- **Requirement**
Every entry below should be printed exactly, without its images.

Data excerpts
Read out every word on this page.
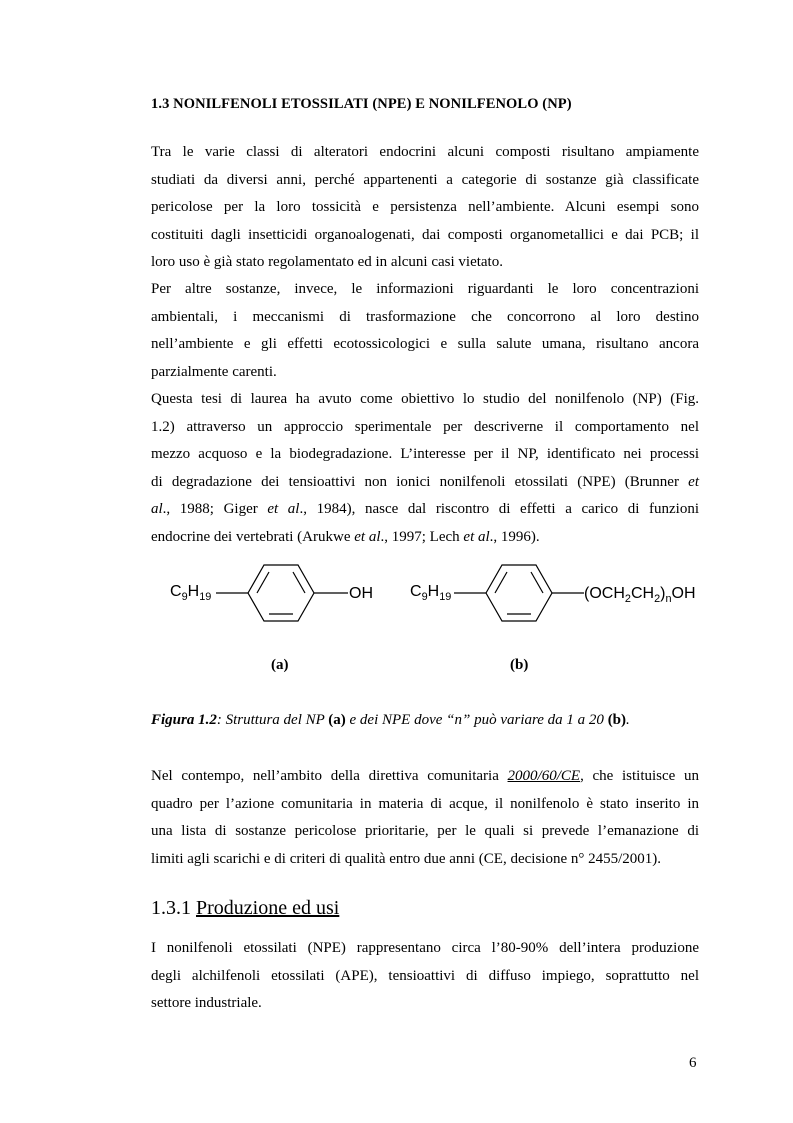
1.3 NONILFENOLI ETOSSILATI (NPE) E NONILFENOLO (NP)
Tra le varie classi di alteratori endocrini alcuni composti risultano ampiamente
studiati da diversi anni, perché appartenenti a categorie di sostanze già classificate
pericolose per la loro tossicità e persistenza nell’ambiente. Alcuni esempi sono
costituiti dagli insetticidi organoalogenati, dai composti organometallici e dai PCB; il
loro uso è già stato regolamentato ed in alcuni casi vietato.
Per altre sostanze, invece, le informazioni riguardanti le loro concentrazioni
ambientali, i meccanismi di trasformazione che concorrono al loro destino
nell’ambiente e gli effetti ecotossicologici e sulla salute umana, risultano ancora
parzialmente carenti.
Questa tesi di laurea ha avuto come obiettivo lo studio del nonilfenolo (NP) (Fig.
1.2) attraverso un approccio sperimentale per descriverne il comportamento nel
mezzo acquoso e la biodegradazione. L’interesse per il NP, identificato nei processi
di degradazione dei tensioattivi non ionici nonilfenoli etossilati (NPE) (Brunner et
al., 1988; Giger et al., 1984), nasce dal riscontro di effetti a carico di funzioni
endocrine dei vertebrati (Arukwe et al., 1997; Lech et al., 1996).
$C_9H_{19}$	OH $C_9H_{19}$	$(OCH_2CH_2)_nOH$
(a)	(b)
Figura 1.2: Struttura del NP (a) e dei NPE dove “n” può variare da 1 a 20 (b).
Nel contempo, nell’ambito della direttiva comunitaria 2000/60/CE, che istituisce un
quadro per l’azione comunitaria in materia di acque, il nonilfenolo è stato inserito in
una lista di sostanze pericolose prioritarie, per le quali si prevede l’emanazione di
limiti agli scarichi e di criteri di qualità entro due anni (CE, decisione n° 2455/2001).
1.3.1 Produzione ed usi
I nonilfenoli etossilati (NPE) rappresentano circa l’80-90% dell’intera produzione
degli alchilfenoli etossilati (APE), tensioattivi di diffuso impiego, soprattutto nel
settore industriale.
6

- **Reply to the exercise**
Read out every word on this page.
1.3 NONILFENOLI ETOSSILATI (NPE) E NONILFENOLO (NP)
Tra le varie classi di alteratori endocrini alcuni composti risultano ampiamente
studiati da diversi anni, perché appartenenti a categorie di sostanze già classificate
pericolose per la loro tossicità e persistenza nell’ambiente. Alcuni esempi sono
costituiti dagli insetticidi organoalogenati, dai composti organometallici e dai PCB; il
loro uso è già stato regolamentato ed in alcuni casi vietato.
Per altre sostanze, invece, le informazioni riguardanti le loro concentrazioni
ambientali, i meccanismi di trasformazione che concorrono al loro destino
nell’ambiente e gli effetti ecotossicologici e sulla salute umana, risultano ancora
parzialmente carenti.
Questa tesi di laurea ha avuto come obiettivo lo studio del nonilfenolo (NP) (Fig.
1.2) attraverso un approccio sperimentale per descriverne il comportamento nel
mezzo acquoso e la biodegradazione. L’interesse per il NP, identificato nei processi
di degradazione dei tensioattivi non ionici nonilfenoli etossilati (NPE) (Brunner et
al., 1988; Giger et al., 1984), nasce dal riscontro di effetti a carico di funzioni
endocrine dei vertebrati (Arukwe et al., 1997; Lech et al., 1996).
$C_9H_{19}$	OH $C_9H_{19}$	$(OCH_2CH_2)_nOH$
(a)	(b)
Figura 1.2: Struttura del NP (a) e dei NPE dove “n” può variare da 1 a 20 (b).
Nel contempo, nell’ambito della direttiva comunitaria 2000/60/CE, che istituisce un
quadro per l’azione comunitaria in materia di acque, il nonilfenolo è stato inserito in
una lista di sostanze pericolose prioritarie, per le quali si prevede l’emanazione di
limiti agli scarichi e di criteri di qualità entro due anni (CE, decisione n° 2455/2001).
1.3.1 Produzione ed usi
I nonilfenoli etossilati (NPE) rappresentano circa l’80-90% dell’intera produzione
degli alchilfenoli etossilati (APE), tensioattivi di diffuso impiego, soprattutto nel
settore industriale.
6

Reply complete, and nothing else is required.